- _Requests_
(A) In the Form 6-K filing, what title is given for the person who signed the report?
(B) Restate the Form 6-K filing beginning with the words "Yes ¨     No x" and stopping after "thereunto duly authorized.", substituting "company" for "registrant".
(C) Proceed with the Form 6-K filing from where it stops.
━━━ Document text
UNITED STATES
SECURITIES AND EXCHANGE COMMISSION
Washington, D.C. 20549
 
 
FORM 6-K
 
 
REPORT OF FOREIGN PRIVATE ISSUER
PURSUANT TO RULE 13a-16 OR 15d-16
UNDER THE SECURITIES EXCHANGE ACT OF 1934
 
For the month of September 2014
 
Commission File Number: 001-34454
 
 
Shanda Games Limited
(Translation of registrant’s name into English)
 
 
No. 1 Office Building
No. 690 Bibo Road
Pudong New Area
Shanghai 201203
People’s Republic of China
(8621) 5050-4740
(Address of principal executive office) 
 
Indicate by check mark whether the registrant files or will file annual reports under cover of Form 20-F or Form 40-F:  
 
Form 20-F x   Form 40-F ¨
 
Indicate by check mark if the registrant is submitting the Form 6-K in paper as permitted by Regulation S-T Rule 101(b)(1):  ¨
 
Indicate by check mark if the registrant is submitting the Form 6-K in paper as permitted by Regulation S-T Rule 101(b)(7):  ¨
 
Indicate by check mark whether the registrant by furnishing the information contained in this Form is also thereby furnishing the information to the Commission pursuant to Rule 12g3-2(b) under the Securities Exchange Act of 1934: 
 
Yes ¨     No x
 
If “Yes” is marked, indicate below the file number assigned to the registrant in connection with Rule 12g3-2(b):   82-____________
 
 
 
 

 
 
SIGNATURES
 
Pursuant to the requirements of the Securities Exchange Act of 1934, the registrant has duly caused this report to be signed on its behalf by the undersigned, thereunto duly authorized.
 
 
Shanda Games Limited
 
       
Date: September 3, 2014
By:
/s/ Xiangdong Zhang
 
   
Name: Xiangdong Zhang
 
   
Title: Chief Executive Officer
 

 
 

 

EXHIBIT INDEX
 
Exhibit No.
━━━━━━
━━━ Entries shown
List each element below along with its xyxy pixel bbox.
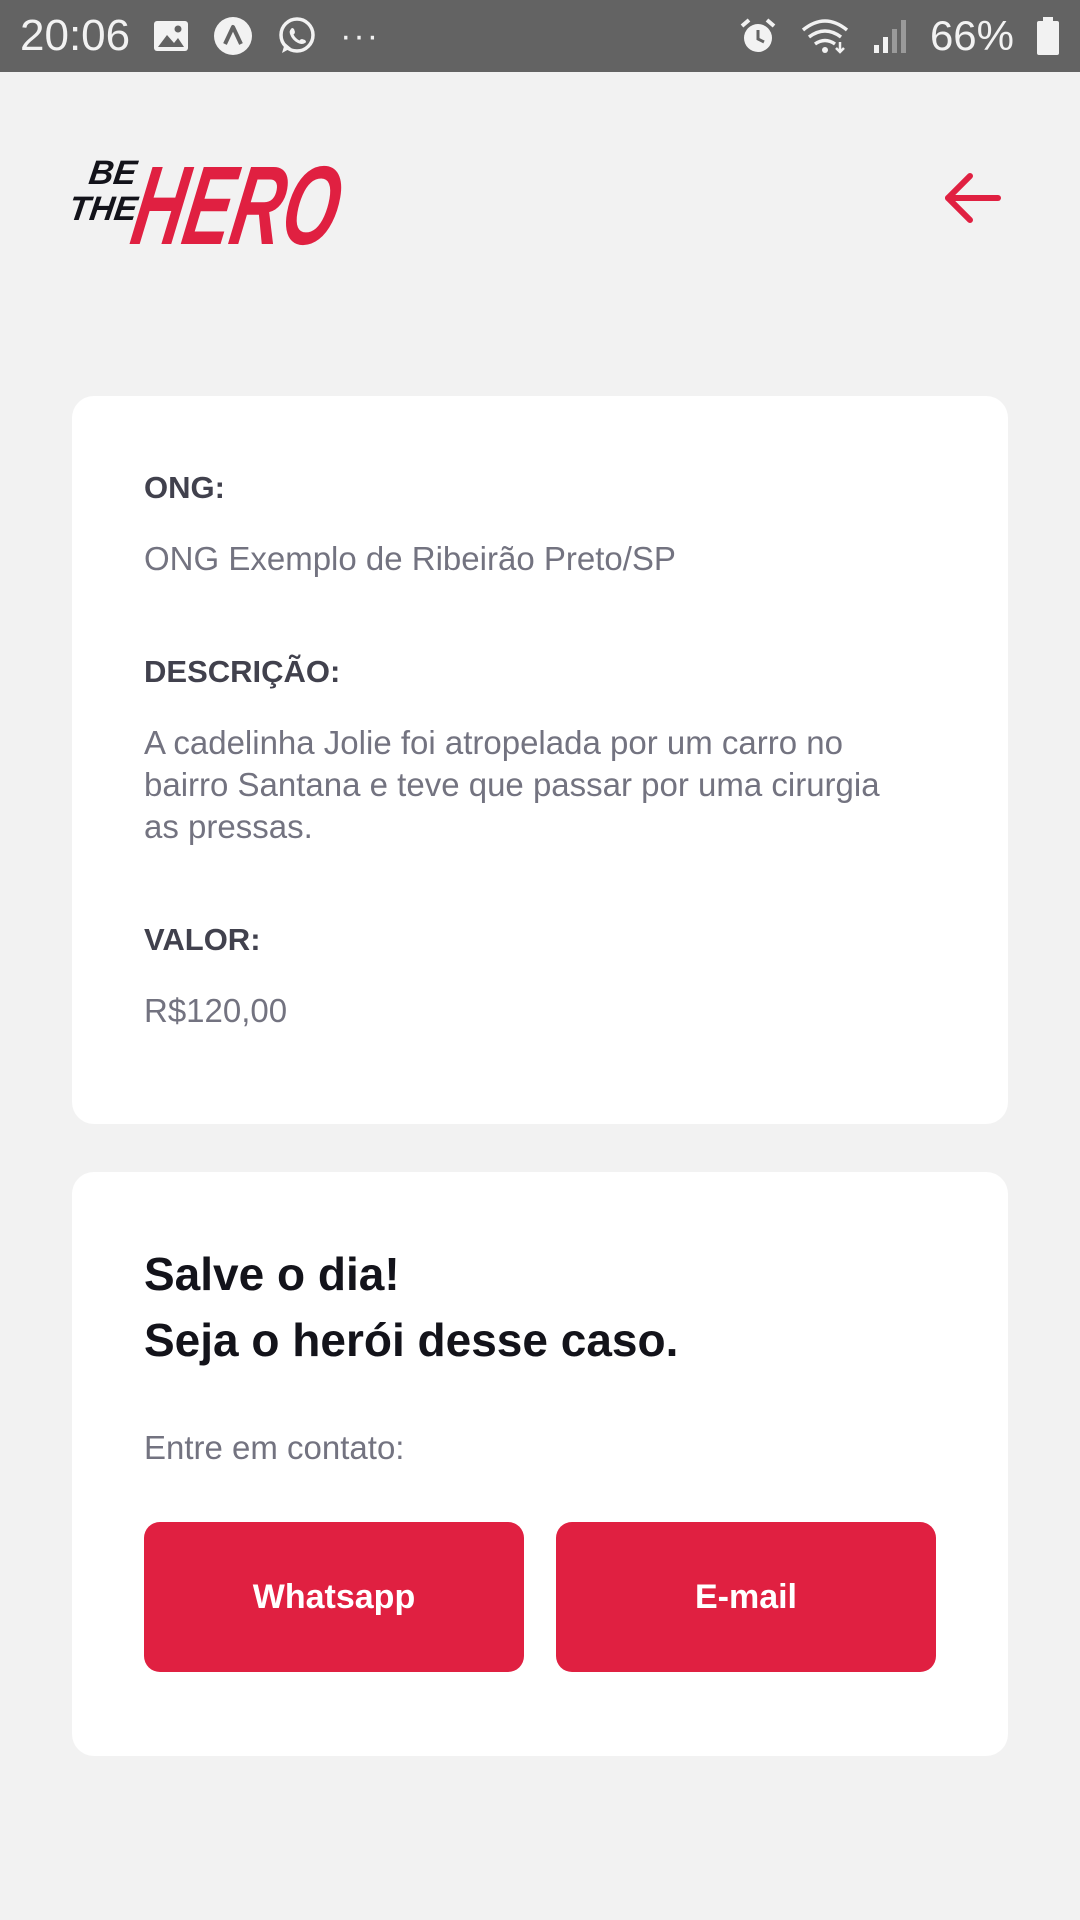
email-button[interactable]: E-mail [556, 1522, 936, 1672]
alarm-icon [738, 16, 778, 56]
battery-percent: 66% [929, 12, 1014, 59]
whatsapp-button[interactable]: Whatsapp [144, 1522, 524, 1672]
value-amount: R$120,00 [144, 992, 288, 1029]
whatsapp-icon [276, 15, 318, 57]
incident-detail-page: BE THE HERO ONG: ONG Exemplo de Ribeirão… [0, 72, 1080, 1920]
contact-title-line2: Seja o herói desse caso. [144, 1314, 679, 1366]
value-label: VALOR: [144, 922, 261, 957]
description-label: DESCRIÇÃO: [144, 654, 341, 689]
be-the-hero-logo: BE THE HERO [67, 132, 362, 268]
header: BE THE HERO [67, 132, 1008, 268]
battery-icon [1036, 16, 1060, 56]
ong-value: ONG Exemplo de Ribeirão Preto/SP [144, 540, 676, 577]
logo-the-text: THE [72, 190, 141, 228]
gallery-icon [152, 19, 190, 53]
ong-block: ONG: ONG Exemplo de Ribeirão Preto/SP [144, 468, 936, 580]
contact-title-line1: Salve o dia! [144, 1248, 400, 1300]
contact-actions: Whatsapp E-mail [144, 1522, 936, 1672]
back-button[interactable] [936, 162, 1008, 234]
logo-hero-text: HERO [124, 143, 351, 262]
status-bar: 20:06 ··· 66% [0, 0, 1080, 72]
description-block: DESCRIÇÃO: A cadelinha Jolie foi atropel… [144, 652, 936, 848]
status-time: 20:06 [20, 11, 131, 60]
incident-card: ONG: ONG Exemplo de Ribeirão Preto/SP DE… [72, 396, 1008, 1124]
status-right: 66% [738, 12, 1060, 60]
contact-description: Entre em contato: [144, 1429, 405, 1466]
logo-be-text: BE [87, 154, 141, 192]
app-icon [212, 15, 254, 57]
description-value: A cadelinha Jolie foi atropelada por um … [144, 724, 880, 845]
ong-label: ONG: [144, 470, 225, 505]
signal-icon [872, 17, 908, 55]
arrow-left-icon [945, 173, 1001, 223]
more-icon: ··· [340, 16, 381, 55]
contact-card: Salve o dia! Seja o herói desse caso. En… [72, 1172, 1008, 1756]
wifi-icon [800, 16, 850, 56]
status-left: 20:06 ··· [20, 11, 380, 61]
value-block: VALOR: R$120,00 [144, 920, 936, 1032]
━━━━━━
- _Responses to the exercise_
(A) Chief Executive Officer

(B)
Yes ¨     No x
 
If “Yes” is marked, indicate below the file number assigned to the company in connection with Rule 12g3-2(b):   82-____________
 
 
 
 

 
 
SIGNATURES
 
Pursuant to the requirements of the Securities Exchange Act of 1934, the company has duly caused this report to be signed on its behalf by the undersigned, thereunto duly authorized.

(C)
Description
     
Exhibit 99.1
 
Press Release
 
 
 

 

 


 
 
Shanda Interactive Entertainment Limited Announces Changes to Consortium

HONG KONG, September 2, 2014 /PRNewswire/ -- Shanda Games Limited (NASDAQ: GAME, “Shanda Games” or the “Company”), a leading online game developer, operator and publisher in China, has been informed by Shanda Interactive Entertainment Limited, the controlling shareholder of Shanda Games (“Shanda Interactive”), of the following changes to the consortium (the “Consortium”) formed pursuant to the consortium agreement dated as of January 27, 2014 (the “Consortium Agreement”) among Shanda Interactive, Primavera Capital (Cayman) Fund I L.P. (“Primavera”), Perfect World Co., Ltd. (“Perfect World”) (which became a party on April 18, 2014 by entering into an adherence agreement), FV Investment Holdings (which became a party on April 25, 2014 by entering into an adherence agreement) and CAP IV Engagement Limited (which became a party on May 19, 2014 by entering into an adherence agreement):

 
·
Orient Finance Holdings (Hong Kong) Limited, a company limited by shares incorporated and existing under the laws of Hong Kong and an affiliate of Orient Securities Company Limited (“Orient Finance”), Shanghai Buyout Fund L.P., a limited partnership formed under the laws of the People’s Republic of China and an affiliate of Haitong Securities Co., Ltd. (“Haitong”), and Ningxia Zhongyincashmere International Group Co., Ltd. (“Ningxia”), a company formed under the laws of the People’s Republic of China have joined the Consortium as new members through adherence agreements to become parties to the Consortium Agreement.

 
·
Orient Finance has entered into a share purchase agreement with Shanda SDG Investment Limited, a wholly owned subsidiary of Shanda Interactive (“Shanda SDG Investment”) to purchase 123,552,669 class A ordinary shares of the Company, representing 23% of the total ordinary shares (including class A ordinary shares and class B ordinary shares) of the Company outstanding as of August 31, 2014. Haitong has entered into share purchase agreements with Shanda SDG Investment, Primavera and Perfect World to purchase an aggregate of 107,438,129 class A ordinary shares of the Company, representing 20% of the total ordinary shares (including class A ordinary shares and class B ordinary shares) of the Company outstanding as of August 31, 2014. Ningxia has entered into a share purchase agreement with Shanda SDG Investment to purchase 80,577,828 class A ordinary shares of the Company, representing 15% of the total ordinary shares (including class A ordinary shares and class B ordinary shares) of the Company outstanding as of August 31, 2014. The transactions contemplated by the various share purchase agreements described above are expected to be consummated within 30 days, subject to customary closing conditions.

 
·
Primavera, Perfect World Co, FV Investment Holdings, and CAP IV Engagement Limited have withdrawn from the Consortium.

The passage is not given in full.